PROMPT – Copy out all lines where "even" appears.

#####

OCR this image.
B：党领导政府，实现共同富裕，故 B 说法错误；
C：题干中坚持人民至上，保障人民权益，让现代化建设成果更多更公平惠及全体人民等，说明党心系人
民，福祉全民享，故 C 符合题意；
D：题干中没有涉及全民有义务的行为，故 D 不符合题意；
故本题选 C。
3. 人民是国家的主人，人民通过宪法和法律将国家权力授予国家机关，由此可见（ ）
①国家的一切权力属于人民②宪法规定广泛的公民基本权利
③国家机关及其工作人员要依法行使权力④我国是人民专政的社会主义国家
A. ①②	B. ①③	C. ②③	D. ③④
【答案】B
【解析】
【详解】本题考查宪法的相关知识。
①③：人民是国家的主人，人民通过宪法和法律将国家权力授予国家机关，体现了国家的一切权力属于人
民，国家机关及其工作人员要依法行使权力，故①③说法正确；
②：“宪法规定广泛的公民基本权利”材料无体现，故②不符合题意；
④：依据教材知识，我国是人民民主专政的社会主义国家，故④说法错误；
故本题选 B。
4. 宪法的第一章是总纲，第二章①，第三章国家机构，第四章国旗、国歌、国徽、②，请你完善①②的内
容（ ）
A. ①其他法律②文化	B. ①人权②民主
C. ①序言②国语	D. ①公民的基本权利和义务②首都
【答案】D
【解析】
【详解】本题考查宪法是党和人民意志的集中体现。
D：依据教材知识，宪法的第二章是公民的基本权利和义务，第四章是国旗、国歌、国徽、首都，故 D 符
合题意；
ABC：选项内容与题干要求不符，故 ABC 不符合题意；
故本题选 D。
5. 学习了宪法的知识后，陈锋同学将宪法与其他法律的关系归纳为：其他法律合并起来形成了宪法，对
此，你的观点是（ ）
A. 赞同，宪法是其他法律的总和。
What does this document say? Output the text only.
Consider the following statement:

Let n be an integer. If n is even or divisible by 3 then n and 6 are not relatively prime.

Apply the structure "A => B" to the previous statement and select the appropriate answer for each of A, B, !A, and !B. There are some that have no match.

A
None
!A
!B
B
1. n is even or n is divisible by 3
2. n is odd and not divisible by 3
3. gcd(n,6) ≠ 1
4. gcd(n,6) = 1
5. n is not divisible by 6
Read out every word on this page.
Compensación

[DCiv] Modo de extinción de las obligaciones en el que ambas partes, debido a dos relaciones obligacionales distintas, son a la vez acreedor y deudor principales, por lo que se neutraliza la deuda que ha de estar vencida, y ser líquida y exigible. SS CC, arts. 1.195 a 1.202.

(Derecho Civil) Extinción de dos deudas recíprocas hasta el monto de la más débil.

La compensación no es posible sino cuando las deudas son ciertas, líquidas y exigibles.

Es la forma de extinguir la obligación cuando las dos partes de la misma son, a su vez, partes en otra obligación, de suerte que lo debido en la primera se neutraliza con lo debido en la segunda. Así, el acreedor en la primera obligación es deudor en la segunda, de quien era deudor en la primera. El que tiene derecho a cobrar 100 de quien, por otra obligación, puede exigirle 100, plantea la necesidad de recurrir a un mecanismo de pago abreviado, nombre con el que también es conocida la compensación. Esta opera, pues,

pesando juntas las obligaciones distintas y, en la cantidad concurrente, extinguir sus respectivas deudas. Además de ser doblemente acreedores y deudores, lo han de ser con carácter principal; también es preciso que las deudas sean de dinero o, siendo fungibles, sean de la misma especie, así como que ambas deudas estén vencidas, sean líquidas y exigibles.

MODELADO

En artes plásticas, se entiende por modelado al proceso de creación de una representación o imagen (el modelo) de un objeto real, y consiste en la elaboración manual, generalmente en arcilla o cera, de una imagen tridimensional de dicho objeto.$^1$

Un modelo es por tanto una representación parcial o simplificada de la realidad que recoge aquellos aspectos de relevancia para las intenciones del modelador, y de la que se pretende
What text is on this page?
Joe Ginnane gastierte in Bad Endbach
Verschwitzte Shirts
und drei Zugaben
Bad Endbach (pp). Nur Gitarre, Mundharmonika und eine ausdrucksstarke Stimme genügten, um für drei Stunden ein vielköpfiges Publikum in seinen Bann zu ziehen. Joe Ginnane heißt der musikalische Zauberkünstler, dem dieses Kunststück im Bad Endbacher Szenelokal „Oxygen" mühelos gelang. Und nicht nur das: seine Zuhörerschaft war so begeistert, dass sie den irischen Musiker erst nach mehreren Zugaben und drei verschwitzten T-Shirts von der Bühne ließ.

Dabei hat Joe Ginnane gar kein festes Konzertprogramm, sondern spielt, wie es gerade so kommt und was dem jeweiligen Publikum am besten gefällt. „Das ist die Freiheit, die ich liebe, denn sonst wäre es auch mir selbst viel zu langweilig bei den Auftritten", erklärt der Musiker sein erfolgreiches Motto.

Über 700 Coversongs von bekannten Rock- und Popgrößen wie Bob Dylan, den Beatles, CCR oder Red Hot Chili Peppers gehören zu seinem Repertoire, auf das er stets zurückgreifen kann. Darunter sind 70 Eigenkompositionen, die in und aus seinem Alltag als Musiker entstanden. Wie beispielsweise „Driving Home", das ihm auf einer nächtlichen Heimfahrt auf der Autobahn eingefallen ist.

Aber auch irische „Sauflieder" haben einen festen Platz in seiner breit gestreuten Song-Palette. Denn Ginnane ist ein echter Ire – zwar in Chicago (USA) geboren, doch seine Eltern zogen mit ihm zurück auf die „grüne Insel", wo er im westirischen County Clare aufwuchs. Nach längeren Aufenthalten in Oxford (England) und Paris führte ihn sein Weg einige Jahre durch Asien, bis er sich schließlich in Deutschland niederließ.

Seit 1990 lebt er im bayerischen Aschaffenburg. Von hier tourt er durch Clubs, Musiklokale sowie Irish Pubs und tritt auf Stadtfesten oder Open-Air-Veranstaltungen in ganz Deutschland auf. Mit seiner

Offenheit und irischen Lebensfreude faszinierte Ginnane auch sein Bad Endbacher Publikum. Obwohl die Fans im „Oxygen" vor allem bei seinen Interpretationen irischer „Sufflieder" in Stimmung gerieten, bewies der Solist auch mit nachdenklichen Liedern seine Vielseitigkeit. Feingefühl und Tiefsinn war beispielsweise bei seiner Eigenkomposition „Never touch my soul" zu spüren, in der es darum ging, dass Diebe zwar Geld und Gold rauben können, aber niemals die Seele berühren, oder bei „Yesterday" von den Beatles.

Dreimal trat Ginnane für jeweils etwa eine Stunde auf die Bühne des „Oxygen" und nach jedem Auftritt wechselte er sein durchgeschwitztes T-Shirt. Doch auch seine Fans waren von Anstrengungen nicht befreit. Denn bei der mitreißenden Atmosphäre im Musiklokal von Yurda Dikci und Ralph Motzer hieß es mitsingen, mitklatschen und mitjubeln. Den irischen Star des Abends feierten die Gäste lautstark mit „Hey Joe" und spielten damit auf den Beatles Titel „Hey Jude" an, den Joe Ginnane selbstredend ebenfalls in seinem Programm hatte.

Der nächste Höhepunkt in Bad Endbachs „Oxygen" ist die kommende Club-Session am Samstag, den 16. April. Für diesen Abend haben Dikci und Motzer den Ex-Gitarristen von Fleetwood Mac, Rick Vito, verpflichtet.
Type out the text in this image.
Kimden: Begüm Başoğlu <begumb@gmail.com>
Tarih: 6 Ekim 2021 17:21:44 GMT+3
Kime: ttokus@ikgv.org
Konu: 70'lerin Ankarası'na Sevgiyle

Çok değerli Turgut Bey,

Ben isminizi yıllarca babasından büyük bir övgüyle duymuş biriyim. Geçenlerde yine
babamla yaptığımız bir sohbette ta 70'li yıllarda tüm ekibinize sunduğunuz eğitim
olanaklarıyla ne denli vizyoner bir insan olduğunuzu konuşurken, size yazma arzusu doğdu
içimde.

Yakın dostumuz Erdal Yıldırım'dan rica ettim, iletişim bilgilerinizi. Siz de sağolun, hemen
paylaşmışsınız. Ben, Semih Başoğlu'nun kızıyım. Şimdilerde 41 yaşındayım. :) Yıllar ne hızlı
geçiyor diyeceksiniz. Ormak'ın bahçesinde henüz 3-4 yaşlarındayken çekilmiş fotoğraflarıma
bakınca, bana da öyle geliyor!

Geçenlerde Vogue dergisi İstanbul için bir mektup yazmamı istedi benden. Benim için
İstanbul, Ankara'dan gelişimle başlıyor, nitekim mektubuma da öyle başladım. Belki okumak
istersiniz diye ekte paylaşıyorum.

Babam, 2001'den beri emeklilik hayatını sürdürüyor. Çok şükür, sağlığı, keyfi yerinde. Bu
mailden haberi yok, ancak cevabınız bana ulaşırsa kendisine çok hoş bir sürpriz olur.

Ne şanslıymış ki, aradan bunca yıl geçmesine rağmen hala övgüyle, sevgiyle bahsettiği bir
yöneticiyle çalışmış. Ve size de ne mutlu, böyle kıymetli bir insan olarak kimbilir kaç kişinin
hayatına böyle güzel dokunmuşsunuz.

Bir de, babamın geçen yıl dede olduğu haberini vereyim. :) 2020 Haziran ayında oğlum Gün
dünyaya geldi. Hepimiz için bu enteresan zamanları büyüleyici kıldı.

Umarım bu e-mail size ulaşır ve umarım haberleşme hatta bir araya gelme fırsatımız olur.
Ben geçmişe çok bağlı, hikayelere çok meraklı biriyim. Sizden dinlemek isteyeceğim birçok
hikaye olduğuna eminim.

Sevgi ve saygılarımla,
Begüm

#####

RESPONSE –
Let n be an integer. If n is even or divisible by 3 then n and 6 are not relatively prime.
1. n is even or n is divisible by 3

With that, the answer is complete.